▸ Written problem: Resume the text on efficiency dividends and university funding cuts, carrying it on from its last paragraph about exempt agencies.

▸ Excerpted text:

[start]

But this is wrong for two reasons. Firstly, the product of almost all of these areas is most certainly not fungible and we  do not have a uniform value for quality, nor do we exist in a vacuum. Has it honestly been so long since “Yes Minister” that we have forgotten how important employment and transport are in marginal electorates? We don’t even have clean value propositions for those services that we wish to keep as benefit is so hard to pin down in a world where public money, public opinion and high profile representation intersect. Why are Unis being cut for schools? My dark suspicion is that this is the natural intersection of an election year and rather cynical calculation that more people have kids at schools than at Uni, hence this will please more voters. To meme for a moment, desperate government is desperate.

The second reason that this is wrong is that establishing the productivity of any given area is a highly controversial measure and tying a cut to reported productivity increases ignores any number of human factors, as well as compound interest. How long does it take a 2% annual ‘efficiency dividend’ to severely reduce the real budget? Let’s look at 25 years. After 25 years, your budget will be at 60% of its original figure. Please, stick your hand up if you provide me with a sound, evidence-based solution that will allow us to maintain the quality of the Universities with 60% of the cash. 3% per year? We’re under 50% of budget in 25 years. Managers are under pressure to report improvements in productivity but, having driven people to work harder, having already streamlined operations to do so, the reward is that, next year, it gets harder. As my colleagues in the US can tell you, there is a point at which you stop cutting fat and you start cutting flesh. In some parts of the US, they are nearly out of flesh and are using the bone saws  to get at the marrow. That sound you hear from the disadvantaged states in the US is not the whistle of air escaping from the balloon, it is a straw sucking air from a hollow bone.

My friends, I am not the hardest working person I know, but I do know that I’m no longer shaking illnesses as quickly, my blood pressure is up, I don’t sleep as well and, given half a chance, I will spend the whole weekend working, only to discover that there is always six months more work ahead of me. I’m not sure I have 2% more to give – perhaps it is time I stepped aside for someone hungrier or better (or cheaper)? Will this give us the efficiency that is sought, when we remove me and my 20-odd years of educational experience, 7 at the higher ed level?

An interesting subsection of the document I’ve referred to is that exemptions are granted – either recurring or annually. Nine agencies continue to be exempt from efficiency dividends for a variety of reasons. Three are fully exempt: ABC, SBS (both broadcasters who are exempt because of election promises), Safe Work Australia (co-funded State/Fed). Six are partially exempt: CSIRO and Aust Inst of Marine Science, Australian Council of the Arts, Customs and Border Protection, ANSTO and DoD – all of whom can pretty much keep their cuts away from major operational areas because of FEAR to a large extent. (It’s always sad when xenophobia becomes one of the facets you depend upon for continued funding.)

[end]

Recorded data:
[start]

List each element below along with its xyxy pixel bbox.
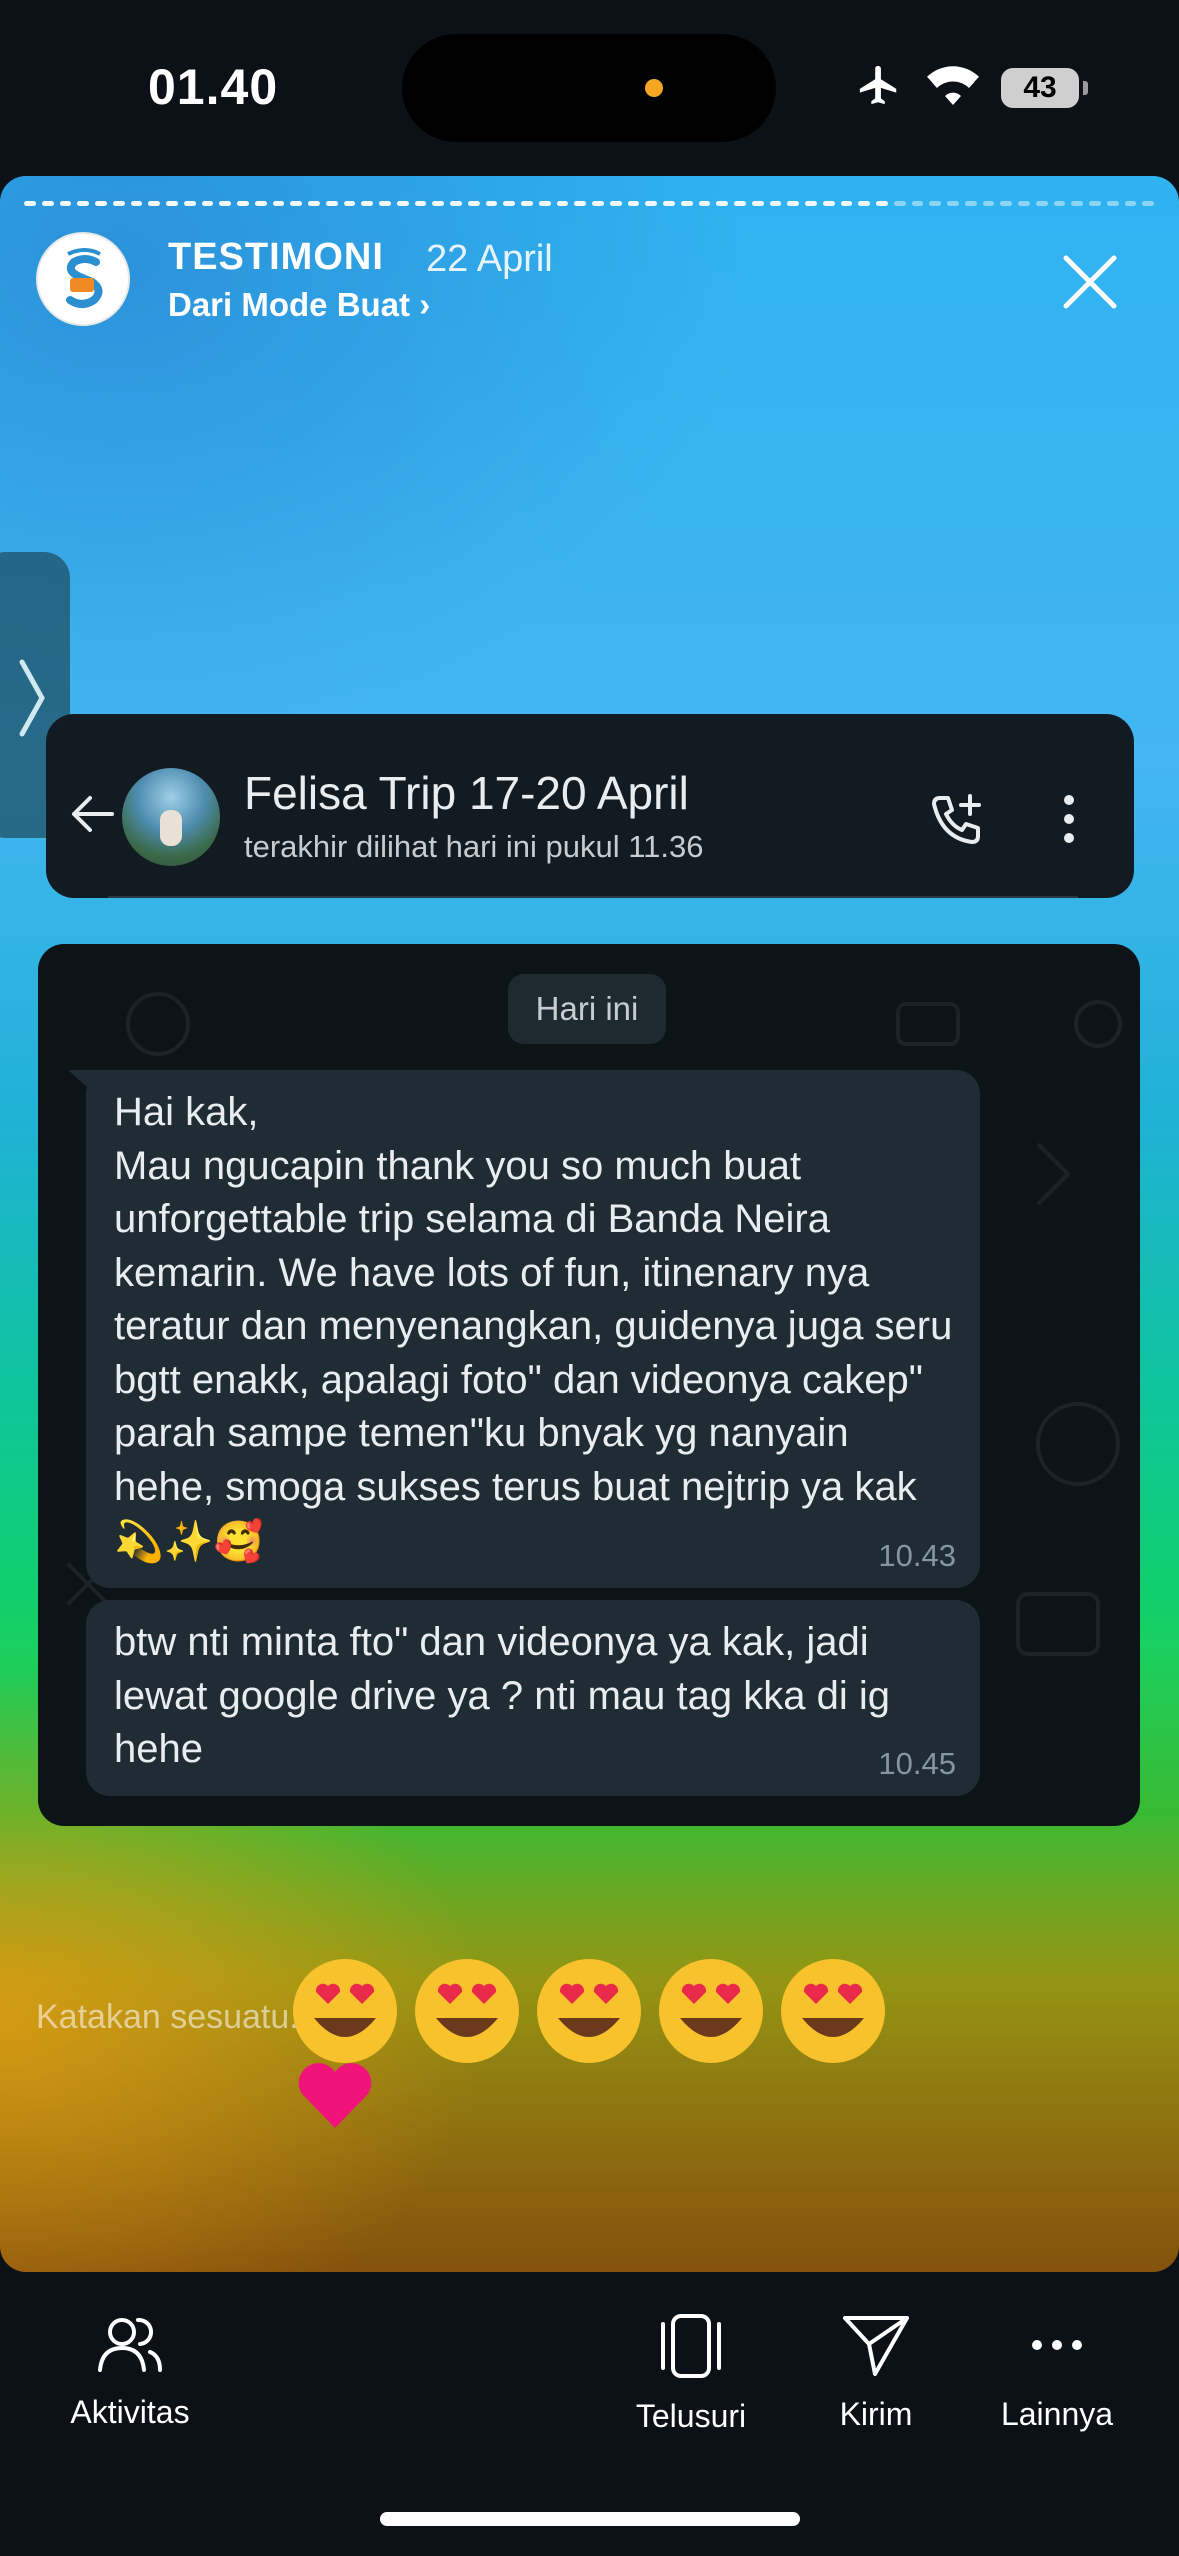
- close-icon[interactable]: [1058, 250, 1122, 314]
- airplane-icon: [853, 62, 905, 113]
- recording-indicator: [645, 79, 663, 97]
- profile-avatar[interactable]: [36, 232, 130, 326]
- chevron-right-icon: [19, 659, 45, 737]
- message-text: btw nti minta fto" dan videonya ya kak, …: [114, 1620, 902, 1771]
- send-button[interactable]: Kirim: [830, 2312, 922, 2433]
- reply-input[interactable]: Katakan sesuatu...: [36, 1998, 318, 2037]
- people-icon: [98, 2317, 162, 2372]
- message-text: Hai kak, Mau ngucapin thank you so much …: [114, 1090, 953, 1509]
- send-label: Kirim: [839, 2396, 913, 2432]
- status-icons: 43: [853, 62, 1088, 113]
- back-arrow-icon: [72, 796, 114, 832]
- story-date: 22 April: [426, 238, 553, 280]
- heart-eyes-emoji-icon: [781, 1959, 885, 2063]
- contact-last-seen: terakhir dilihat hari ini pukul 11.36: [244, 829, 704, 864]
- chat-header-screenshot: Felisa Trip 17-20 April terakhir dilihat…: [46, 714, 1134, 898]
- story-header: TESTIMONI 22 April Dari Mode Buat ›: [36, 232, 1146, 336]
- status-bar: 01.40 43: [0, 0, 1179, 176]
- more-horizontal-icon: [1032, 2340, 1082, 2350]
- home-indicator[interactable]: [380, 2512, 800, 2526]
- battery-indicator: 43: [1001, 67, 1088, 108]
- browse-label: Telusuri: [635, 2398, 747, 2434]
- chat-screenshot: Hari ini Hai kak, Mau ngucapin thank you…: [38, 944, 1140, 1826]
- more-label: Lainnya: [1000, 2396, 1114, 2432]
- date-divider: Hari ini: [508, 974, 666, 1044]
- brand-logo-icon: [66, 248, 103, 308]
- dynamic-island: [402, 34, 776, 142]
- story-source-link[interactable]: Dari Mode Buat ›: [168, 286, 430, 324]
- chat-message: Hai kak, Mau ngucapin thank you so much …: [68, 1070, 980, 1588]
- chat-message: btw nti minta fto" dan videonya ya kak, …: [86, 1600, 980, 1796]
- message-time: 10.45: [878, 1746, 956, 1781]
- heart-eyes-emoji-icon: [537, 1959, 641, 2063]
- story-progress: [24, 201, 1154, 207]
- activity-label: Aktivitas: [70, 2394, 190, 2430]
- story-title: TESTIMONI: [168, 236, 384, 278]
- heart-icon: [298, 2063, 372, 2128]
- send-icon: [843, 2316, 909, 2376]
- heart-eyes-emoji-icon: [415, 1959, 519, 2063]
- contact-avatar: [122, 768, 220, 866]
- contact-name: Felisa Trip 17-20 April: [244, 767, 689, 819]
- message-time: 10.43: [878, 1538, 956, 1573]
- activity-button[interactable]: Aktivitas: [60, 2312, 200, 2431]
- heart-eyes-emoji-icon: [293, 1959, 397, 2063]
- heart-eyes-emoji-icon: [659, 1959, 763, 2063]
- clock: 01.40: [148, 59, 279, 115]
- more-button[interactable]: Lainnya: [992, 2312, 1122, 2433]
- divider: [108, 896, 1078, 898]
- reaction-stickers: [290, 1782, 910, 1892]
- browse-button[interactable]: Telusuri: [628, 2312, 754, 2435]
- message-emojis: 💫✨🥰: [114, 1519, 264, 1564]
- more-vertical-icon: [1064, 795, 1074, 843]
- wifi-icon: [927, 65, 979, 110]
- card-stack-icon: [661, 2314, 721, 2378]
- add-call-icon: [932, 794, 981, 844]
- bubble-tail: [68, 1070, 108, 1106]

[end]

▸ Result of the exercise:
In 2008-09, the following got a one year reprieve: Australian Trade Commission; Australian Fair Pay Commission Secretariat; Workplace Authority; Australian Prudential Regulation Authority; Australian Sports Commission

In 2012-13, another set with one year reprieves: Family Court of Australia; Federal Court of Australia; High Court of Australia; Federal Magistrates Court; Administrative Appeals Tribunal; Social Security Appeals Tribunal; National Native Title Tribunal; Migration Review Tribunal—Refugee Review Tribunal; Australian National Maritime Museum; National Gallery of Australia; National Museum of Australia; National Library of Australia; Australia Council for the Arts; Australian Film Television and Radio School; Australian Sports Commission; National Film and Sound Archive; National Archives of Australia; Old Parliament House (Museum of Australian Democracy); Screen Australia; Australian Institute of Aboriginal and Torres Strait Islander Studies; Australian War Memorial; Torres Strait Regional Authority; Aboriginal Hostels Limited; Indigenous Business Australia; Indigenous Land Corporation; Australian Communications and Media Authority.

Confusingly, if you look at that list, the entire Australian higher education sector is ranked slightly lower in priority than a vast number of bodies who depend upon our scholarship and educational infrastructure and our increasingly (and overdue) embracing of more inclusiveness and outreach into non-traditional pathways. Yes, schools need money and, yes, money has to come from somewhere, but why are we interfering with one of the receiving points of the system we’re trying to fix!

This is, frankly, silly. When you have a water crisis, you have to find the water, make it drinkable and get it to people who need it. The pipeline is a great way to do this because it centralises your maintenance expenses and works as a distribution mechanism with much lower cost than container transport – lower waste footprint as well! But building giant shiny new taps in the city does not mean that the water will just magically appear with no intervening pipeline or treatment. Neither does building an intake in the ocean automatically mean that a disconnected sink in Wagga will suddenly yield clean water. Education is a pipeline from which we can only lose students. We start with a number at the start of primary school and we’ve lost a lot (over 80%) by the time we get to University. Transitioning students into higher ed is non-trivial, retention is not guaranteed and sometimes it’s hard enough to be 17 without throwing our stuff on top. Reducing our ability to innovate is making a hard situation harder. Reducing our ability to invest for the future doesn’t just hurt us now, it hurts us for decades to come.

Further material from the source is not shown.